Extracted material:
━━━━━━━━

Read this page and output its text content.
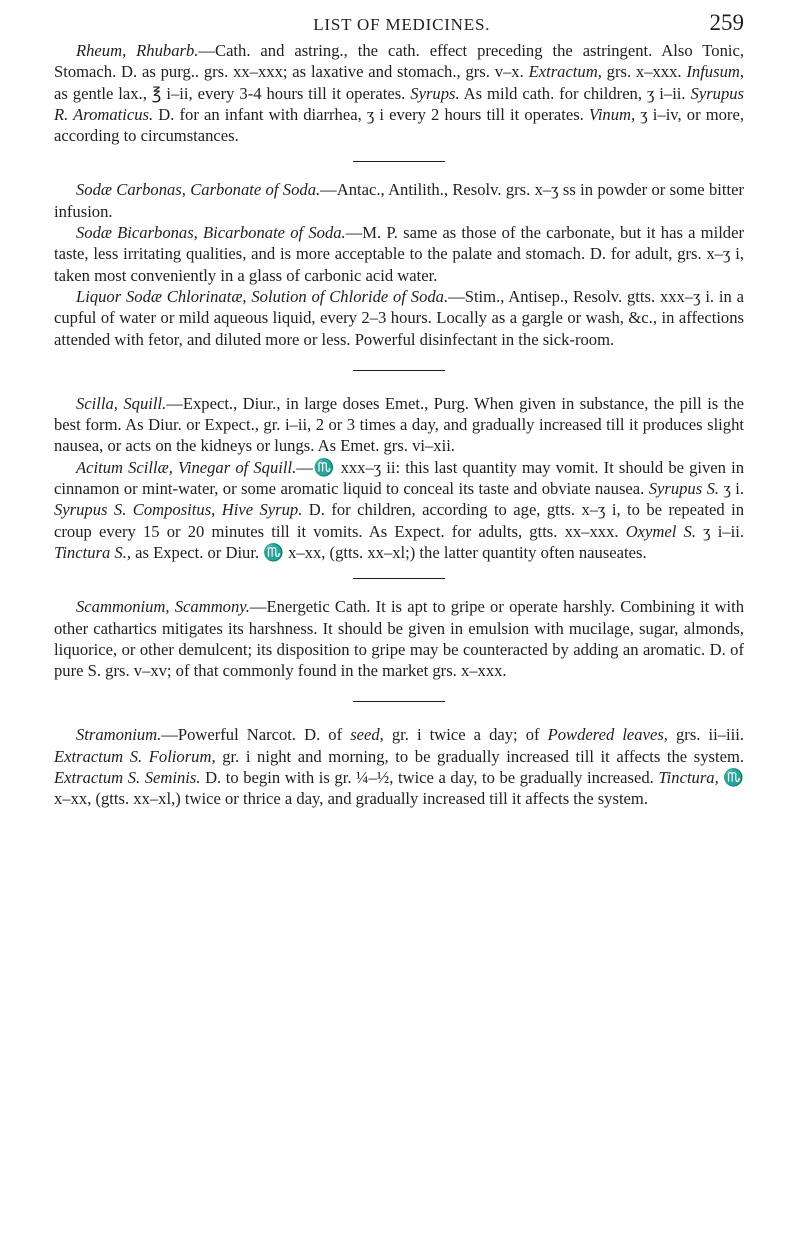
LIST OF MEDICINES.	259

Rheum, Rhubarb.—Cath. and astring., the cath. effect preceding the astringent. Also Tonic, Stomach. D. as purg.. grs. xx–xxx; as laxative and stomach., grs. v–x. Extractum, grs. x–xxx. Infusum, as gentle lax., ℥ i–ii, every 3-4 hours till it operates. Syrups. As mild cath. for children, ʒ i–ii. Syrupus R. Aromaticus. D. for an infant with diarrhea, ʒ i every 2 hours till it operates. Vinum, ʒ i–iv, or more, according to circumstances.

Sodæ Carbonas, Carbonate of Soda.—Antac., Antilith., Resolv. grs. x–ʒ ss in powder or some bitter infusion.

Sodæ Bicarbonas, Bicarbonate of Soda.—M. P. same as those of the carbonate, but it has a milder taste, less irritating qualities, and is more acceptable to the palate and stomach. D. for adult, grs. x–ʒ i, taken most conveniently in a glass of carbonic acid water.

Liquor Sodæ Chlorinatæ, Solution of Chloride of Soda.—Stim., Antisep., Resolv. gtts. xxx–ʒ i. in a cupful of water or mild aqueous liquid, every 2–3 hours. Locally as a gargle or wash, &c., in affections attended with fetor, and diluted more or less. Powerful disinfectant in the sick-room.

Scilla, Squill.—Expect., Diur., in large doses Emet., Purg. When given in substance, the pill is the best form. As Diur. or Expect., gr. i–ii, 2 or 3 times a day, and gradually increased till it produces slight nausea, or acts on the kidneys or lungs. As Emet. grs. vi–xii.

Acitum Scillæ, Vinegar of Squill.—♏ xxx–ʒ ii: this last quantity may vomit. It should be given in cinnamon or mint-water, or some aromatic liquid to conceal its taste and obviate nausea. Syrupus S. ʒ i. Syrupus S. Compositus, Hive Syrup. D. for children, according to age, gtts. x–ʒ i, to be repeated in croup every 15 or 20 minutes till it vomits. As Expect. for adults, gtts. xx–xxx. Oxymel S. ʒ i–ii. Tinctura S., as Expect. or Diur. ♏ x–xx, (gtts. xx–xl;) the latter quantity often nauseates.

Scammonium, Scammony.—Energetic Cath. It is apt to gripe or operate harshly. Combining it with other cathartics mitigates its harshness. It should be given in emulsion with mucilage, sugar, almonds, liquorice, or other demulcent; its disposition to gripe may be counteracted by adding an aromatic. D. of pure S. grs. v–xv; of that commonly found in the market grs. x–xxx.

Stramonium.—Powerful Narcot. D. of seed, gr. i twice a day; of Powdered leaves, grs. ii–iii. Extractum S. Foliorum, gr. i night and morning, to be gradually increased till it affects the system. Extractum S. Seminis. D. to begin with is gr. ¼–½, twice a day, to be gradually increased. Tinctura, ♏ x–xx, (gtts. xx–xl,) twice or thrice a day, and gradually increased till it affects the system.
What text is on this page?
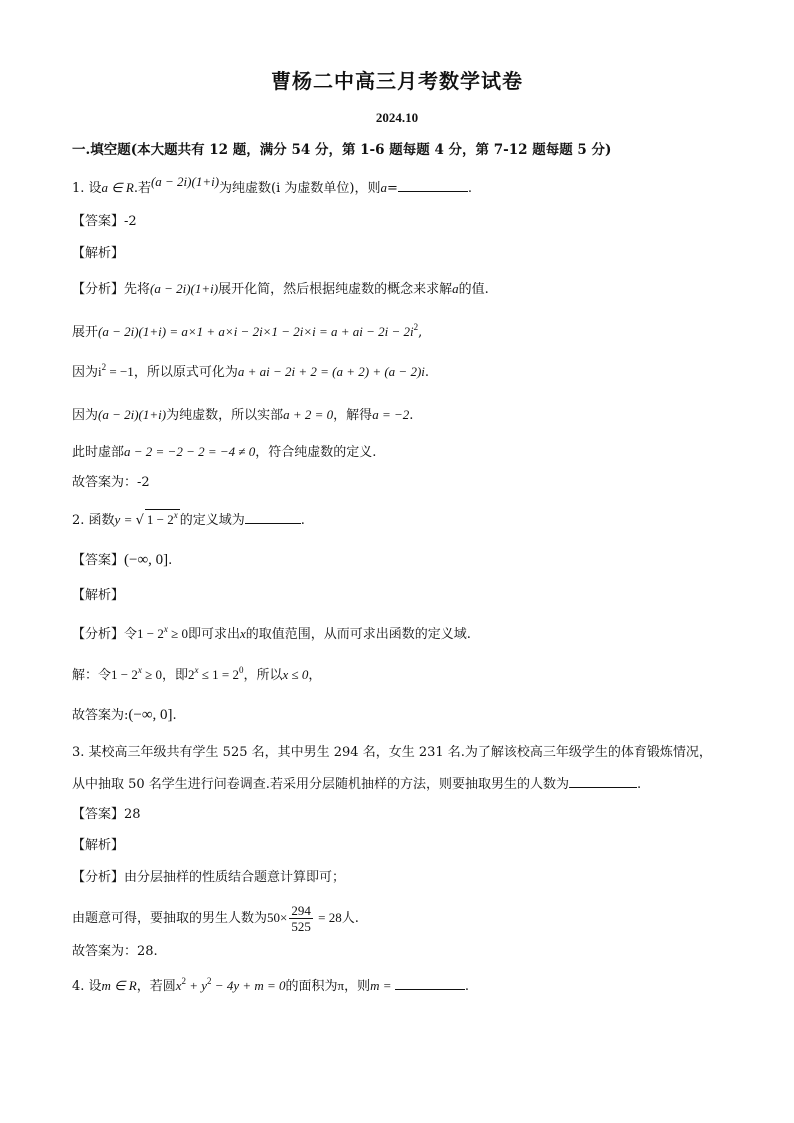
曹杨二中高三月考数学试卷
2024.10
一.填空题(本大题共有 12 题，满分 54 分，第 1-6 题每题 4 分，第 7-12 题每题 5 分)
1. 设a ∈ R.若(a − 2i)(1+i)为纯虚数(i 为虚数单位)，则a=	.
【答案】-2
【解析】
【分析】先将(a − 2i)(1+i)展开化简，然后根据纯虚数的概念来求解a的值.
展开(a − 2i)(1+i) = a×1 + a×i − 2i×1 − 2i×i = a + ai − $2i - 2i^2$,
因为$i^2 = -1$，所以原式可化为a + ai − 2i + 2 = (a + 2) + (a − 2)i.
因为(a − 2i)(1+i)为纯虚数，所以实部a + 2 = 0，解得a = −2.
此时虚部a − 2 = −2 − 2 = −4 ≠ 0，符合纯虚数的定义.
故答案为：-2
2. 函数y = √ $1 - 2^x$ 的定义域为	.
【答案】(−∞, 0].
【解析】
【分析】令$1 - 2^x \ge 0$即可求出x的取值范围，从而可求出函数的定义域.
解：令$1 - 2^x \ge 0$，即$2^x \le 1 = 2^0$，所以x ≤ 0，
故答案为:(−∞, 0].
3. 某校高三年级共有学生 525 名，其中男生 294 名，女生 231 名.为了解该校高三年级学生的体育锻炼情况，
从中抽取 50 名学生进行问卷调查.若采用分层随机抽样的方法，则要抽取男生的人数为	.
【答案】28
【解析】
【分析】由分层抽样的性质结合题意计算即可；
由题意可得，要抽取的男生人数为$50\times \frac{294}{525} = 28$人.
故答案为：28.
4. 设m ∈ R，若圆$x^2 + y^2 - 4y + m = 0$的面积为π，则m =	.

━━━━━━━━

Copy down every line of the material above that includes the string "increased".

Scilla, Squill.—Expect., Diur., in large doses Emet., Purg. When given in substance, the pill is the best form. As Diur. or Expect., gr. i–ii, 2 or 3 times a day, and gradually increased till it produces slight nausea, or acts on the kidneys or lungs. As Emet. grs. vi–xii.
Stramonium.—Powerful Narcot. D. of seed, gr. i twice a day; of Powdered leaves, grs. ii–iii. Extractum S. Foliorum, gr. i night and morning, to be gradually increased till it affects the system. Extractum S. Seminis. D. to begin with is gr. ¼–½, twice a day, to be gradually increased. Tinctura, ♏ x–xx, (gtts. xx–xl,) twice or thrice a day, and gradually increased till it affects the system.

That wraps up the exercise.